→ Task goal
Would you quote the material below in full and unchanged?

→ Data rows
☆ ☆ ☆ ☆ ☆
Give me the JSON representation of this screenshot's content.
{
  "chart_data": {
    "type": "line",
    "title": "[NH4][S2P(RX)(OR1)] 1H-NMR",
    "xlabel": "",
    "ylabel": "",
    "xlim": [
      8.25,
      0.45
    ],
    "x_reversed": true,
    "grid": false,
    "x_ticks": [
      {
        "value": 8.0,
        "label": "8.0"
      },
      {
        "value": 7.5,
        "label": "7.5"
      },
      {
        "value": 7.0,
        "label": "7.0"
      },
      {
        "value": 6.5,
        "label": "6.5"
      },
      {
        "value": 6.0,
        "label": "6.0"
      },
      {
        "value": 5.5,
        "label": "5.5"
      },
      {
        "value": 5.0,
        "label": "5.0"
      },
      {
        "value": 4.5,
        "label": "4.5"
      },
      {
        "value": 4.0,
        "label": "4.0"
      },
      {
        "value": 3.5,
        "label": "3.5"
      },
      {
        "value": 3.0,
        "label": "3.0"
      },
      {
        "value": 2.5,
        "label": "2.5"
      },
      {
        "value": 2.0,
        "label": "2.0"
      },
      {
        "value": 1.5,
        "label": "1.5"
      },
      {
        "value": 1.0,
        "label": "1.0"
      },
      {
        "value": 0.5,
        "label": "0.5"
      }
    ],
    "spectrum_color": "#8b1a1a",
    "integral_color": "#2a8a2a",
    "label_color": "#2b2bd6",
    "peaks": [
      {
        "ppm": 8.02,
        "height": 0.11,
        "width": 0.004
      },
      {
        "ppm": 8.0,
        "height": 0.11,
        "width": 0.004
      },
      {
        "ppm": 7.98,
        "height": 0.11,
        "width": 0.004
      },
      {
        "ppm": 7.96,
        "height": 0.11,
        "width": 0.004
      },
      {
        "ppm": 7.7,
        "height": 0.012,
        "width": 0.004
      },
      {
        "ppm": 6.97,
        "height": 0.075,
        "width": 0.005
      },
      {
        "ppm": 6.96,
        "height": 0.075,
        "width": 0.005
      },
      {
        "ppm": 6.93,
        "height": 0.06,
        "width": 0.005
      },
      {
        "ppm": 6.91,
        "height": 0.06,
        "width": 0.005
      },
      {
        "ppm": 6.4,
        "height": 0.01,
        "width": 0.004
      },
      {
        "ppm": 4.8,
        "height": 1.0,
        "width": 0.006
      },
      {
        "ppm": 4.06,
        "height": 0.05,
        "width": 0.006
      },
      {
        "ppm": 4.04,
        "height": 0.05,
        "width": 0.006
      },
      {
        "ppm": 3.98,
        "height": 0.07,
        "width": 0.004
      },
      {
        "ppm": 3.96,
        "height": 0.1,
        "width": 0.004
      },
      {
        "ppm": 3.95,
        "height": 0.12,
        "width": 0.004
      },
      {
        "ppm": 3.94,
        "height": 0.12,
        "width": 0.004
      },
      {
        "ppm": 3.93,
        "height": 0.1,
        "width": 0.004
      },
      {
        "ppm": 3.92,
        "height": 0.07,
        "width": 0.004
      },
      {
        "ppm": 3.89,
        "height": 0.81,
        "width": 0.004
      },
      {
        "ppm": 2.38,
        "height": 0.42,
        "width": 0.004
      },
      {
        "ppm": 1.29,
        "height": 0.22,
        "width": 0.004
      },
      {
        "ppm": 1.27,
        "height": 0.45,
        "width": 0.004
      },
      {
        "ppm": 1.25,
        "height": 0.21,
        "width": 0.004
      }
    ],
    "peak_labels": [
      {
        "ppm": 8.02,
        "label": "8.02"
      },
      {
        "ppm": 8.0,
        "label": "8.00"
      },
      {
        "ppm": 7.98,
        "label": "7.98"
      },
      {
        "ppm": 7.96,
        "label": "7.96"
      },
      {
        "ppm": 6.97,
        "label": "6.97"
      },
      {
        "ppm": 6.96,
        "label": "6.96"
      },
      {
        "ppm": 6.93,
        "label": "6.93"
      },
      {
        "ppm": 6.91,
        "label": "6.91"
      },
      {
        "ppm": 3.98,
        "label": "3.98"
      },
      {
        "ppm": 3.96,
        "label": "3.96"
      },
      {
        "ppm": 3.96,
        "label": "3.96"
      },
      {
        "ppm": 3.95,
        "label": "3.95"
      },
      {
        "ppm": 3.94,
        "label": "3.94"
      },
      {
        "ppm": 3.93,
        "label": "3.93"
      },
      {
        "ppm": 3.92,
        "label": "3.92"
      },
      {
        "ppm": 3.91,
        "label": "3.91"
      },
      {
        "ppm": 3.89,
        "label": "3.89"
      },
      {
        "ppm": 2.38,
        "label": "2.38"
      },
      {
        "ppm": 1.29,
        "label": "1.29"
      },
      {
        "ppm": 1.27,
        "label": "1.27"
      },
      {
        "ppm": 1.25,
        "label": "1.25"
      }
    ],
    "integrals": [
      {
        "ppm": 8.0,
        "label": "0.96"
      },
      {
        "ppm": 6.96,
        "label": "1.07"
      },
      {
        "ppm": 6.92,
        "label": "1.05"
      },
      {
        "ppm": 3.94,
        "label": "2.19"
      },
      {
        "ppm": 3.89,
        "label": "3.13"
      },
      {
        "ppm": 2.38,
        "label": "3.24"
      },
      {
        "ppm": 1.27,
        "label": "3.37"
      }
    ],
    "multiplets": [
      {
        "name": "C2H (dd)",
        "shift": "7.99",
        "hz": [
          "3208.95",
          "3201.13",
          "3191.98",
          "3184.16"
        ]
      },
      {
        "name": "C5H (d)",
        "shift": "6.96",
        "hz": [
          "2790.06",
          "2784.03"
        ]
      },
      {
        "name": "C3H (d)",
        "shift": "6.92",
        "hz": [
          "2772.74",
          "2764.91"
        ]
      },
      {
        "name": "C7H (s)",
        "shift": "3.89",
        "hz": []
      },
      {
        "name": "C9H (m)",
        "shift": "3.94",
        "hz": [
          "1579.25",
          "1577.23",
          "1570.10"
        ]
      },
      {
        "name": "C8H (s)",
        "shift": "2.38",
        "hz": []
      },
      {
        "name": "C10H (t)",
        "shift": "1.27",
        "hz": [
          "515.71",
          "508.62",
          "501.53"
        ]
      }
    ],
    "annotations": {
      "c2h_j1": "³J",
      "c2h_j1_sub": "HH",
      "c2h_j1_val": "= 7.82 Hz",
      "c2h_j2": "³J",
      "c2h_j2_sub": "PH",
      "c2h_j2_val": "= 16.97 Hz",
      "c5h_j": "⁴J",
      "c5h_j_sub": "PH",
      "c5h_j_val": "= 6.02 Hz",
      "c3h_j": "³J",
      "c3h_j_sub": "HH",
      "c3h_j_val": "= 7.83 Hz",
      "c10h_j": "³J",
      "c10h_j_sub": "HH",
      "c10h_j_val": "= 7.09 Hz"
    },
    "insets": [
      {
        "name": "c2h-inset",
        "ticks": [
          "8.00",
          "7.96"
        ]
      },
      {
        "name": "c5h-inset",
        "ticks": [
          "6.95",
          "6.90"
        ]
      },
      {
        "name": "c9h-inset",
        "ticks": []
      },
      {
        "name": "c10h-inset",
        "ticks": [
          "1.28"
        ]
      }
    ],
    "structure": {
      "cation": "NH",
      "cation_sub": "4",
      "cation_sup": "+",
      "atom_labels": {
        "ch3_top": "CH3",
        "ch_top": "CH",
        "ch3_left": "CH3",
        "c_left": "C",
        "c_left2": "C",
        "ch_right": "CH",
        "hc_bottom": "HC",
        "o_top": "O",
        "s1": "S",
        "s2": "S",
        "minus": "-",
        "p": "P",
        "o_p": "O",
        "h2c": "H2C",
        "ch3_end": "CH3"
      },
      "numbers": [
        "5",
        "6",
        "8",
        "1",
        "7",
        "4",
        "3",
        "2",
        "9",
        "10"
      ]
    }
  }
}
☆ ☆ ☆ ☆ ☆
→ Correct output
Give me the JSON representation of this screenshot's content.
{
  "chart_data": {
    "type": "line",
    "title": "[NH4][S2P(RX)(OR1)] 1H-NMR",
    "xlabel": "",
    "ylabel": "",
    "xlim": [
      8.25,
      0.45
    ],
    "x_reversed": true,
    "grid": false,
    "x_ticks": [
      {
        "value": 8.0,
        "label": "8.0"
      },
      {
        "value": 7.5,
        "label": "7.5"
      },
      {
        "value": 7.0,
        "label": "7.0"
      },
      {
        "value": 6.5,
        "label": "6.5"
      },
      {
        "value": 6.0,
        "label": "6.0"
      },
      {
        "value": 5.5,
        "label": "5.5"
      },
      {
        "value": 5.0,
        "label": "5.0"
      },
      {
        "value": 4.5,
        "label": "4.5"
      },
      {
        "value": 4.0,
        "label": "4.0"
      },
      {
        "value": 3.5,
        "label": "3.5"
      },
      {
        "value": 3.0,
        "label": "3.0"
      },
      {
        "value": 2.5,
        "label": "2.5"
      },
      {
        "value": 2.0,
        "label": "2.0"
      },
      {
        "value": 1.5,
        "label": "1.5"
      },
      {
        "value": 1.0,
        "label": "1.0"
      },
      {
        "value": 0.5,
        "label": "0.5"
      }
    ],
    "spectrum_color": "#8b1a1a",
    "integral_color": "#2a8a2a",
    "label_color": "#2b2bd6",
    "peaks": [
      {
        "ppm": 8.02,
        "height": 0.11,
        "width": 0.004
      },
      {
        "ppm": 8.0,
        "height": 0.11,
        "width": 0.004
      },
      {
        "ppm": 7.98,
        "height": 0.11,
        "width": 0.004
      },
      {
        "ppm": 7.96,
        "height": 0.11,
        "width": 0.004
      },
      {
        "ppm": 7.7,
        "height": 0.012,
        "width": 0.004
      },
      {
        "ppm": 6.97,
        "height": 0.075,
        "width": 0.005
      },
      {
        "ppm": 6.96,
        "height": 0.075,
        "width": 0.005
      },
      {
        "ppm": 6.93,
        "height": 0.06,
        "width": 0.005
      },
      {
        "ppm": 6.91,
        "height": 0.06,
        "width": 0.005
      },
      {
        "ppm": 6.4,
        "height": 0.01,
        "width": 0.004
      },
      {
        "ppm": 4.8,
        "height": 1.0,
        "width": 0.006
      },
      {
        "ppm": 4.06,
        "height": 0.05,
        "width": 0.006
      },
      {
        "ppm": 4.04,
        "height": 0.05,
        "width": 0.006
      },
      {
        "ppm": 3.98,
        "height": 0.07,
        "width": 0.004
      },
      {
        "ppm": 3.96,
        "height": 0.1,
        "width": 0.004
      },
      {
        "ppm": 3.95,
        "height": 0.12,
        "width": 0.004
      },
      {
        "ppm": 3.94,
        "height": 0.12,
        "width": 0.004
      },
      {
        "ppm": 3.93,
        "height": 0.1,
        "width": 0.004
      },
      {
        "ppm": 3.92,
        "height": 0.07,
        "width": 0.004
      },
      {
        "ppm": 3.89,
        "height": 0.81,
        "width": 0.004
      },
      {
        "ppm": 2.38,
        "height": 0.42,
        "width": 0.004
      },
      {
        "ppm": 1.29,
        "height": 0.22,
        "width": 0.004
      },
      {
        "ppm": 1.27,
        "height": 0.45,
        "width": 0.004
      },
      {
        "ppm": 1.25,
        "height": 0.21,
        "width": 0.004
      }
    ],
    "peak_labels": [
      {
        "ppm": 8.02,
        "label": "8.02"
      },
      {
        "ppm": 8.0,
        "label": "8.00"
      },
      {
        "ppm": 7.98,
        "label": "7.98"
      },
      {
        "ppm": 7.96,
        "label": "7.96"
      },
      {
        "ppm": 6.97,
        "label": "6.97"
      },
      {
        "ppm": 6.96,
        "label": "6.96"
      },
      {
        "ppm": 6.93,
        "label": "6.93"
      },
      {
        "ppm": 6.91,
        "label": "6.91"
      },
      {
        "ppm": 3.98,
        "label": "3.98"
      },
      {
        "ppm": 3.96,
        "label": "3.96"
      },
      {
        "ppm": 3.96,
        "label": "3.96"
      },
      {
        "ppm": 3.95,
        "label": "3.95"
      },
      {
        "ppm": 3.94,
        "label": "3.94"
      },
      {
        "ppm": 3.93,
        "label": "3.93"
      },
      {
        "ppm": 3.92,
        "label": "3.92"
      },
      {
        "ppm": 3.91,
        "label": "3.91"
      },
      {
        "ppm": 3.89,
        "label": "3.89"
      },
      {
        "ppm": 2.38,
        "label": "2.38"
      },
      {
        "ppm": 1.29,
        "label": "1.29"
      },
      {
        "ppm": 1.27,
        "label": "1.27"
      },
      {
        "ppm": 1.25,
        "label": "1.25"
      }
    ],
    "integrals": [
      {
        "ppm": 8.0,
        "label": "0.96"
      },
      {
        "ppm": 6.96,
        "label": "1.07"
      },
      {
        "ppm": 6.92,
        "label": "1.05"
      },
      {
        "ppm": 3.94,
        "label": "2.19"
      },
      {
        "ppm": 3.89,
        "label": "3.13"
      },
      {
        "ppm": 2.38,
        "label": "3.24"
      },
      {
        "ppm": 1.27,
        "label": "3.37"
      }
    ],
    "multiplets": [
      {
        "name": "C2H (dd)",
        "shift": "7.99",
        "hz": [
          "3208.95",
          "3201.13",
          "3191.98",
          "3184.16"
        ]
      },
      {
        "name": "C5H (d)",
        "shift": "6.96",
        "hz": [
          "2790.06",
          "2784.03"
        ]
      },
      {
        "name": "C3H (d)",
        "shift": "6.92",
        "hz": [
          "2772.74",
          "2764.91"
        ]
      },
      {
        "name": "C7H (s)",
        "shift": "3.89",
        "hz": []
      },
      {
        "name": "C9H (m)",
        "shift": "3.94",
        "hz": [
          "1579.25",
          "1577.23",
          "1570.10"
        ]
      },
      {
        "name": "C8H (s)",
        "shift": "2.38",
        "hz": []
      },
      {
        "name": "C10H (t)",
        "shift": "1.27",
        "hz": [
          "515.71",
          "508.62",
          "501.53"
        ]
      }
    ],
    "annotations": {
      "c2h_j1": "³J",
      "c2h_j1_sub": "HH",
      "c2h_j1_val": "= 7.82 Hz",
      "c2h_j2": "³J",
      "c2h_j2_sub": "PH",
      "c2h_j2_val": "= 16.97 Hz",
      "c5h_j": "⁴J",
      "c5h_j_sub": "PH",
      "c5h_j_val": "= 6.02 Hz",
      "c3h_j": "³J",
      "c3h_j_sub": "HH",
      "c3h_j_val": "= 7.83 Hz",
      "c10h_j": "³J",
      "c10h_j_sub": "HH",
      "c10h_j_val": "= 7.09 Hz"
    },
    "insets": [
      {
        "name": "c2h-inset",
        "ticks": [
          "8.00",
          "7.96"
        ]
      },
      {
        "name": "c5h-inset",
        "ticks": [
          "6.95",
          "6.90"
        ]
      },
      {
        "name": "c9h-inset",
        "ticks": []
      },
      {
        "name": "c10h-inset",
        "ticks": [
          "1.28"
        ]
      }
    ],
    "structure": {
      "cation": "NH",
      "cation_sub": "4",
      "cation_sup": "+",
      "atom_labels": {
        "ch3_top": "CH3",
        "ch_top": "CH",
        "ch3_left": "CH3",
        "c_left": "C",
        "c_left2": "C",
        "ch_right": "CH",
        "hc_bottom": "HC",
        "o_top": "O",
        "s1": "S",
        "s2": "S",
        "minus": "-",
        "p": "P",
        "o_p": "O",
        "h2c": "H2C",
        "ch3_end": "CH3"
      },
      "numbers": [
        "5",
        "6",
        "8",
        "1",
        "7",
        "4",
        "3",
        "2",
        "9",
        "10"
      ]
    }
  }
}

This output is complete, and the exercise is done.